Output every line below without omitting or altering anything.

Begin THE INPUT

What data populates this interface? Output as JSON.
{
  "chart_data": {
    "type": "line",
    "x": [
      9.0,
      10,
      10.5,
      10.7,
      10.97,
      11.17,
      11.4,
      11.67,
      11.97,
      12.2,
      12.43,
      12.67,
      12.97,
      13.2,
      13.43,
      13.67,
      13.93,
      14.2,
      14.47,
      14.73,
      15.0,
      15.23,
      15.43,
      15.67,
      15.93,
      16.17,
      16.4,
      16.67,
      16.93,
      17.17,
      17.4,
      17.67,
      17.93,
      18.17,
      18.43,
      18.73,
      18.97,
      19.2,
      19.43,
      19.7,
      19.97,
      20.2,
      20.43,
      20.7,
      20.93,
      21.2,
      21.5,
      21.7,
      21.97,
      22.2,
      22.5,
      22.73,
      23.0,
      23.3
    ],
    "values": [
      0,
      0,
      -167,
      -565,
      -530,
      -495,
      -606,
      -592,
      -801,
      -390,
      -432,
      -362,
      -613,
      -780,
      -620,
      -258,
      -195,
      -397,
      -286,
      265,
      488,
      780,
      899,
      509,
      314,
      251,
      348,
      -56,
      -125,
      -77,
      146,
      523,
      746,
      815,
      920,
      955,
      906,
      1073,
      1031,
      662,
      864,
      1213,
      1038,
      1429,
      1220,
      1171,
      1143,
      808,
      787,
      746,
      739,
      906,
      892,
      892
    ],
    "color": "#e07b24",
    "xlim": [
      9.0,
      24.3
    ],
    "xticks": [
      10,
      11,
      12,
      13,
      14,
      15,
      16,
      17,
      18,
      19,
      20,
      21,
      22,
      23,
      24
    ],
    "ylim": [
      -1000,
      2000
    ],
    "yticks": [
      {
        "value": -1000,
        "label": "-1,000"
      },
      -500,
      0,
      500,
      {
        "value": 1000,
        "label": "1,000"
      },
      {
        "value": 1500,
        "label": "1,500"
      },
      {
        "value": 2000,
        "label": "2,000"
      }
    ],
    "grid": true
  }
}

End THE INPUT

### COMPLETED EXERCISE
What data populates this interface? Output as JSON.
{
  "chart_data": {
    "type": "line",
    "x": [
      9.0,
      10,
      10.5,
      10.7,
      10.97,
      11.17,
      11.4,
      11.67,
      11.97,
      12.2,
      12.43,
      12.67,
      12.97,
      13.2,
      13.43,
      13.67,
      13.93,
      14.2,
      14.47,
      14.73,
      15.0,
      15.23,
      15.43,
      15.67,
      15.93,
      16.17,
      16.4,
      16.67,
      16.93,
      17.17,
      17.4,
      17.67,
      17.93,
      18.17,
      18.43,
      18.73,
      18.97,
      19.2,
      19.43,
      19.7,
      19.97,
      20.2,
      20.43,
      20.7,
      20.93,
      21.2,
      21.5,
      21.7,
      21.97,
      22.2,
      22.5,
      22.73,
      23.0,
      23.3
    ],
    "values": [
      0,
      0,
      -167,
      -565,
      -530,
      -495,
      -606,
      -592,
      -801,
      -390,
      -432,
      -362,
      -613,
      -780,
      -620,
      -258,
      -195,
      -397,
      -286,
      265,
      488,
      780,
      899,
      509,
      314,
      251,
      348,
      -56,
      -125,
      -77,
      146,
      523,
      746,
      815,
      920,
      955,
      906,
      1073,
      1031,
      662,
      864,
      1213,
      1038,
      1429,
      1220,
      1171,
      1143,
      808,
      787,
      746,
      739,
      906,
      892,
      892
    ],
    "color": "#e07b24",
    "xlim": [
      9.0,
      24.3
    ],
    "xticks": [
      10,
      11,
      12,
      13,
      14,
      15,
      16,
      17,
      18,
      19,
      20,
      21,
      22,
      23,
      24
    ],
    "ylim": [
      -1000,
      2000
    ],
    "yticks": [
      {
        "value": -1000,
        "label": "-1,000"
      },
      -500,
      0,
      500,
      {
        "value": 1000,
        "label": "1,000"
      },
      {
        "value": 1500,
        "label": "1,500"
      },
      {
        "value": 2000,
        "label": "2,000"
      }
    ],
    "grid": true
  }
}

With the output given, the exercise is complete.